The request ::
Output all of the data below exactly as given.

Supplied entries ::
+ + + + +

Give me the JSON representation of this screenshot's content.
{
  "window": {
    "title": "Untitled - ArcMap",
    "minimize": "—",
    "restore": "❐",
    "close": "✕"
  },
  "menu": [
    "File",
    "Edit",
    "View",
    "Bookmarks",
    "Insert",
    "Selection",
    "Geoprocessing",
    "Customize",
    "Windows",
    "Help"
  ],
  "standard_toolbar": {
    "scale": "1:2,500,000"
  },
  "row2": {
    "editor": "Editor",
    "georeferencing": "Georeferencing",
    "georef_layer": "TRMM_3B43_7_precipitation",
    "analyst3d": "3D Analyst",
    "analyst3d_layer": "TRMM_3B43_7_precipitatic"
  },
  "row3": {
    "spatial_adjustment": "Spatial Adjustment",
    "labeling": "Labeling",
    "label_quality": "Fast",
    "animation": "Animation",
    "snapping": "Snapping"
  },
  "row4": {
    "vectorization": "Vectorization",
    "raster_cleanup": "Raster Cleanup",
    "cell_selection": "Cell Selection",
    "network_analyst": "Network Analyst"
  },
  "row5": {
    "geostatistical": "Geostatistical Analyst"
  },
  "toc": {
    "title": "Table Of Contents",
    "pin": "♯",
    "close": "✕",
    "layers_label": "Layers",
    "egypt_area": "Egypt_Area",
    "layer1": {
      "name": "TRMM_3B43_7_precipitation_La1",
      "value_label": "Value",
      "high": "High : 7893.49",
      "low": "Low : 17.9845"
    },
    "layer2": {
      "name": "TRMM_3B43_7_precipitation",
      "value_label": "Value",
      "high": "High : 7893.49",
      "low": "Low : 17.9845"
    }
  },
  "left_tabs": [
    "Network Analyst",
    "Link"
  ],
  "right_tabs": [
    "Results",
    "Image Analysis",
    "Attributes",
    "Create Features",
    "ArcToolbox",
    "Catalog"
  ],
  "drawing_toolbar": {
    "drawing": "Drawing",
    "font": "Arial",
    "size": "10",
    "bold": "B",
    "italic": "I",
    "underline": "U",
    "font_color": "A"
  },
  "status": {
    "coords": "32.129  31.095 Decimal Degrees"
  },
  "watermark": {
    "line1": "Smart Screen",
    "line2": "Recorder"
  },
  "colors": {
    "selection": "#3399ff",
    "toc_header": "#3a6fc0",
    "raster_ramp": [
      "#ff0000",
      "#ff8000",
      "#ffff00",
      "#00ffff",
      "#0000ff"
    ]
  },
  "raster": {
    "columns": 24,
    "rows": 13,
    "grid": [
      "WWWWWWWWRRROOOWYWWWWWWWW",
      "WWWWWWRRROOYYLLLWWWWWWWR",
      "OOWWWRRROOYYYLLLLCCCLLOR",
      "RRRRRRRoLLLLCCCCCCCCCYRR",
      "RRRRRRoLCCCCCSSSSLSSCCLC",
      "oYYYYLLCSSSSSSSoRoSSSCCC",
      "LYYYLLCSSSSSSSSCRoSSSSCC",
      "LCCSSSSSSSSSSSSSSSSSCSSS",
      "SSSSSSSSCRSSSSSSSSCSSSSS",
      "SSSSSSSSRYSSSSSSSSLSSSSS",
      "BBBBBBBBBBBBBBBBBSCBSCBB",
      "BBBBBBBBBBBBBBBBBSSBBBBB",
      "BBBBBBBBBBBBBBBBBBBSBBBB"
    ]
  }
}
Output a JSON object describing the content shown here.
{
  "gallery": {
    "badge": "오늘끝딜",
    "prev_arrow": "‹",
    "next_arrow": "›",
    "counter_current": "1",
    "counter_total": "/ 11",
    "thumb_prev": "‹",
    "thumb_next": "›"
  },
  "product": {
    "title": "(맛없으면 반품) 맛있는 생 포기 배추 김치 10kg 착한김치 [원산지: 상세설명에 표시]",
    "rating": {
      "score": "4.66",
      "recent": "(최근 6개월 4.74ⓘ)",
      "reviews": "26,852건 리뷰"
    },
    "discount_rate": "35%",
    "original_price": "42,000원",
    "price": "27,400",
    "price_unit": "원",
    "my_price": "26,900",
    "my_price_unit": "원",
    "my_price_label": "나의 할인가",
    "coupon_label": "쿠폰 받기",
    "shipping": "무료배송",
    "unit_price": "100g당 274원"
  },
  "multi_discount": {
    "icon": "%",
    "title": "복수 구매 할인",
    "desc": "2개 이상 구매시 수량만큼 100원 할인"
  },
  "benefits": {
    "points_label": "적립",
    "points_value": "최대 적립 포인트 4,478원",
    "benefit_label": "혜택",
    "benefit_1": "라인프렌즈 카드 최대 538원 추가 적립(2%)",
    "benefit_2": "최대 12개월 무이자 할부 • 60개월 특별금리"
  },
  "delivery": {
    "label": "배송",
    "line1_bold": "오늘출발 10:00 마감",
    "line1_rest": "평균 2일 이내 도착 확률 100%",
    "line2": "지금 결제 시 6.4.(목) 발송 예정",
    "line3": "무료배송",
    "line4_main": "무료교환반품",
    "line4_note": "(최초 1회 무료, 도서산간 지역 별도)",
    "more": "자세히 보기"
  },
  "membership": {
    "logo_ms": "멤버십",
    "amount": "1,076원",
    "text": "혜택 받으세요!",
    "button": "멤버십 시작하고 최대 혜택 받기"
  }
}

+ + + + +

The output ::
Give me the JSON representation of this screenshot's content.
{
  "window": {
    "title": "Untitled - ArcMap",
    "minimize": "—",
    "restore": "❐",
    "close": "✕"
  },
  "menu": [
    "File",
    "Edit",
    "View",
    "Bookmarks",
    "Insert",
    "Selection",
    "Geoprocessing",
    "Customize",
    "Windows",
    "Help"
  ],
  "standard_toolbar": {
    "scale": "1:2,500,000"
  },
  "row2": {
    "editor": "Editor",
    "georeferencing": "Georeferencing",
    "georef_layer": "TRMM_3B43_7_precipitation",
    "analyst3d": "3D Analyst",
    "analyst3d_layer": "TRMM_3B43_7_precipitatic"
  },
  "row3": {
    "spatial_adjustment": "Spatial Adjustment",
    "labeling": "Labeling",
    "label_quality": "Fast",
    "animation": "Animation",
    "snapping": "Snapping"
  },
  "row4": {
    "vectorization": "Vectorization",
    "raster_cleanup": "Raster Cleanup",
    "cell_selection": "Cell Selection",
    "network_analyst": "Network Analyst"
  },
  "row5": {
    "geostatistical": "Geostatistical Analyst"
  },
  "toc": {
    "title": "Table Of Contents",
    "pin": "♯",
    "close": "✕",
    "layers_label": "Layers",
    "egypt_area": "Egypt_Area",
    "layer1": {
      "name": "TRMM_3B43_7_precipitation_La1",
      "value_label": "Value",
      "high": "High : 7893.49",
      "low": "Low : 17.9845"
    },
    "layer2": {
      "name": "TRMM_3B43_7_precipitation",
      "value_label": "Value",
      "high": "High : 7893.49",
      "low": "Low : 17.9845"
    }
  },
  "left_tabs": [
    "Network Analyst",
    "Link"
  ],
  "right_tabs": [
    "Results",
    "Image Analysis",
    "Attributes",
    "Create Features",
    "ArcToolbox",
    "Catalog"
  ],
  "drawing_toolbar": {
    "drawing": "Drawing",
    "font": "Arial",
    "size": "10",
    "bold": "B",
    "italic": "I",
    "underline": "U",
    "font_color": "A"
  },
  "status": {
    "coords": "32.129  31.095 Decimal Degrees"
  },
  "watermark": {
    "line1": "Smart Screen",
    "line2": "Recorder"
  },
  "colors": {
    "selection": "#3399ff",
    "toc_header": "#3a6fc0",
    "raster_ramp": [
      "#ff0000",
      "#ff8000",
      "#ffff00",
      "#00ffff",
      "#0000ff"
    ]
  },
  "raster": {
    "columns": 24,
    "rows": 13,
    "grid": [
      "WWWWWWWWRRROOOWYWWWWWWWW",
      "WWWWWWRRROOYYLLLWWWWWWWR",
      "OOWWWRRROOYYYLLLLCCCLLOR",
      "RRRRRRRoLLLLCCCCCCCCCYRR",
      "RRRRRRoLCCCCCSSSSLSSCCLC",
      "oYYYYLLCSSSSSSSoRoSSSCCC",
      "LYYYLLCSSSSSSSSCRoSSSSCC",
      "LCCSSSSSSSSSSSSSSSSSCSSS",
      "SSSSSSSSCRSSSSSSSSCSSSSS",
      "SSSSSSSSRYSSSSSSSSLSSSSS",
      "BBBBBBBBBBBBBBBBBSCBSCBB",
      "BBBBBBBBBBBBBBBBBSSBBBBB",
      "BBBBBBBBBBBBBBBBBBBSBBBB"
    ]
  }
}
Output a JSON object describing the content shown here.
{
  "gallery": {
    "badge": "오늘끝딜",
    "prev_arrow": "‹",
    "next_arrow": "›",
    "counter_current": "1",
    "counter_total": "/ 11",
    "thumb_prev": "‹",
    "thumb_next": "›"
  },
  "product": {
    "title": "(맛없으면 반품) 맛있는 생 포기 배추 김치 10kg 착한김치 [원산지: 상세설명에 표시]",
    "rating": {
      "score": "4.66",
      "recent": "(최근 6개월 4.74ⓘ)",
      "reviews": "26,852건 리뷰"
    },
    "discount_rate": "35%",
    "original_price": "42,000원",
    "price": "27,400",
    "price_unit": "원",
    "my_price": "26,900",
    "my_price_unit": "원",
    "my_price_label": "나의 할인가",
    "coupon_label": "쿠폰 받기",
    "shipping": "무료배송",
    "unit_price": "100g당 274원"
  },
  "multi_discount": {
    "icon": "%",
    "title": "복수 구매 할인",
    "desc": "2개 이상 구매시 수량만큼 100원 할인"
  },
  "benefits": {
    "points_label": "적립",
    "points_value": "최대 적립 포인트 4,478원",
    "benefit_label": "혜택",
    "benefit_1": "라인프렌즈 카드 최대 538원 추가 적립(2%)",
    "benefit_2": "최대 12개월 무이자 할부 • 60개월 특별금리"
  },
  "delivery": {
    "label": "배송",
    "line1_bold": "오늘출발 10:00 마감",
    "line1_rest": "평균 2일 이내 도착 확률 100%",
    "line2": "지금 결제 시 6.4.(목) 발송 예정",
    "line3": "무료배송",
    "line4_main": "무료교환반품",
    "line4_note": "(최초 1회 무료, 도서산간 지역 별도)",
    "more": "자세히 보기"
  },
  "membership": {
    "logo_ms": "멤버십",
    "amount": "1,076원",
    "text": "혜택 받으세요!",
    "button": "멤버십 시작하고 최대 혜택 받기"
  }
}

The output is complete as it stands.